• [EXERCISE BRIEF]: Would you output the whole listing below, exactly as it reads?

--- GIVEN ENTRIES ---

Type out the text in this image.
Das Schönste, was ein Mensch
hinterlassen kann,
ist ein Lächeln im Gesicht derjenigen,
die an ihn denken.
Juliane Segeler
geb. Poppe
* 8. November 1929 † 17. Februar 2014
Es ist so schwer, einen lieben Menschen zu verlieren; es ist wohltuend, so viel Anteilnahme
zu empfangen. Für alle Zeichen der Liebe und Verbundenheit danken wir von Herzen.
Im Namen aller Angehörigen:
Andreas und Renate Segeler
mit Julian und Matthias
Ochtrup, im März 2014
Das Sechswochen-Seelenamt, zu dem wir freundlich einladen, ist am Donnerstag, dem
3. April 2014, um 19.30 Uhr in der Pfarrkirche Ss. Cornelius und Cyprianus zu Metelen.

---

• [RESULT OF THE EXERCISE]:
Type out the text in this image.
Das Schönste, was ein Mensch
hinterlassen kann,
ist ein Lächeln im Gesicht derjenigen,
die an ihn denken.
Juliane Segeler
geb. Poppe
* 8. November 1929 † 17. Februar 2014
Es ist so schwer, einen lieben Menschen zu verlieren; es ist wohltuend, so viel Anteilnahme
zu empfangen. Für alle Zeichen der Liebe und Verbundenheit danken wir von Herzen.
Im Namen aller Angehörigen:
Andreas und Renate Segeler
mit Julian und Matthias
Ochtrup, im März 2014
Das Sechswochen-Seelenamt, zu dem wir freundlich einladen, ist am Donnerstag, dem
3. April 2014, um 19.30 Uhr in der Pfarrkirche Ss. Cornelius und Cyprianus zu Metelen.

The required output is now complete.